Can you write out the whole listing exactly?

# Input data start

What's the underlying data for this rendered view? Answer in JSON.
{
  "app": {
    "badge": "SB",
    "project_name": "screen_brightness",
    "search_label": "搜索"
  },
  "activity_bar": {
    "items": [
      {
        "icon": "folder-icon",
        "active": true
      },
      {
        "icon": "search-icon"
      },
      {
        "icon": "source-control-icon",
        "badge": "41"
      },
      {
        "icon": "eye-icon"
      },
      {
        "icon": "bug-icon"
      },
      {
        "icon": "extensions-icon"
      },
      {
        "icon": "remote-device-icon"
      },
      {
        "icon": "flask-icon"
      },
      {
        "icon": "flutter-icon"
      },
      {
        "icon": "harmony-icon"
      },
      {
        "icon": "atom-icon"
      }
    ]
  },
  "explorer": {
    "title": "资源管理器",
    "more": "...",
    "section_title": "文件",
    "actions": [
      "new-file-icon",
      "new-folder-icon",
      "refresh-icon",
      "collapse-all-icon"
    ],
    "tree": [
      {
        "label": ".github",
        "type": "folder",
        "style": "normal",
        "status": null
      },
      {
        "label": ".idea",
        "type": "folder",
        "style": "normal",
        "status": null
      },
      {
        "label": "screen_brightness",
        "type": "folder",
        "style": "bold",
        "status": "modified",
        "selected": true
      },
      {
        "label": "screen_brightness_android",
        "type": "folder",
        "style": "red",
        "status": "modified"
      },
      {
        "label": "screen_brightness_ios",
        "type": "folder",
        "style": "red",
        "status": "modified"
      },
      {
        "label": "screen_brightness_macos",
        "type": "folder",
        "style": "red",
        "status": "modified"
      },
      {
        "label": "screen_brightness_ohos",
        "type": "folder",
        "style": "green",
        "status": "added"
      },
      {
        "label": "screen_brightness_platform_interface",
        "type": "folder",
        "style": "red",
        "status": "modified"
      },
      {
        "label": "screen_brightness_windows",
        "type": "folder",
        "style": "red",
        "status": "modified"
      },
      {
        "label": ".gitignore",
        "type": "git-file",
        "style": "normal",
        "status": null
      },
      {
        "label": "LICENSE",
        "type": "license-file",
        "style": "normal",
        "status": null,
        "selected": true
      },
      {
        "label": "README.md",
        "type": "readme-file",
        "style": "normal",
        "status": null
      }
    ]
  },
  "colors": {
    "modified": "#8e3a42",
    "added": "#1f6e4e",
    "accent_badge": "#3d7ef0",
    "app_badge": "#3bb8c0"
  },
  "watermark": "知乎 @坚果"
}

# Input data end

= Result =
What's the underlying data for this rendered view? Answer in JSON.
{
  "app": {
    "badge": "SB",
    "project_name": "screen_brightness",
    "search_label": "搜索"
  },
  "activity_bar": {
    "items": [
      {
        "icon": "folder-icon",
        "active": true
      },
      {
        "icon": "search-icon"
      },
      {
        "icon": "source-control-icon",
        "badge": "41"
      },
      {
        "icon": "eye-icon"
      },
      {
        "icon": "bug-icon"
      },
      {
        "icon": "extensions-icon"
      },
      {
        "icon": "remote-device-icon"
      },
      {
        "icon": "flask-icon"
      },
      {
        "icon": "flutter-icon"
      },
      {
        "icon": "harmony-icon"
      },
      {
        "icon": "atom-icon"
      }
    ]
  },
  "explorer": {
    "title": "资源管理器",
    "more": "...",
    "section_title": "文件",
    "actions": [
      "new-file-icon",
      "new-folder-icon",
      "refresh-icon",
      "collapse-all-icon"
    ],
    "tree": [
      {
        "label": ".github",
        "type": "folder",
        "style": "normal",
        "status": null
      },
      {
        "label": ".idea",
        "type": "folder",
        "style": "normal",
        "status": null
      },
      {
        "label": "screen_brightness",
        "type": "folder",
        "style": "bold",
        "status": "modified",
        "selected": true
      },
      {
        "label": "screen_brightness_android",
        "type": "folder",
        "style": "red",
        "status": "modified"
      },
      {
        "label": "screen_brightness_ios",
        "type": "folder",
        "style": "red",
        "status": "modified"
      },
      {
        "label": "screen_brightness_macos",
        "type": "folder",
        "style": "red",
        "status": "modified"
      },
      {
        "label": "screen_brightness_ohos",
        "type": "folder",
        "style": "green",
        "status": "added"
      },
      {
        "label": "screen_brightness_platform_interface",
        "type": "folder",
        "style": "red",
        "status": "modified"
      },
      {
        "label": "screen_brightness_windows",
        "type": "folder",
        "style": "red",
        "status": "modified"
      },
      {
        "label": ".gitignore",
        "type": "git-file",
        "style": "normal",
        "status": null
      },
      {
        "label": "LICENSE",
        "type": "license-file",
        "style": "normal",
        "status": null,
        "selected": true
      },
      {
        "label": "README.md",
        "type": "readme-file",
        "style": "normal",
        "status": null
      }
    ]
  },
  "colors": {
    "modified": "#8e3a42",
    "added": "#1f6e4e",
    "accent_badge": "#3d7ef0",
    "app_badge": "#3bb8c0"
  },
  "watermark": "知乎 @坚果"
}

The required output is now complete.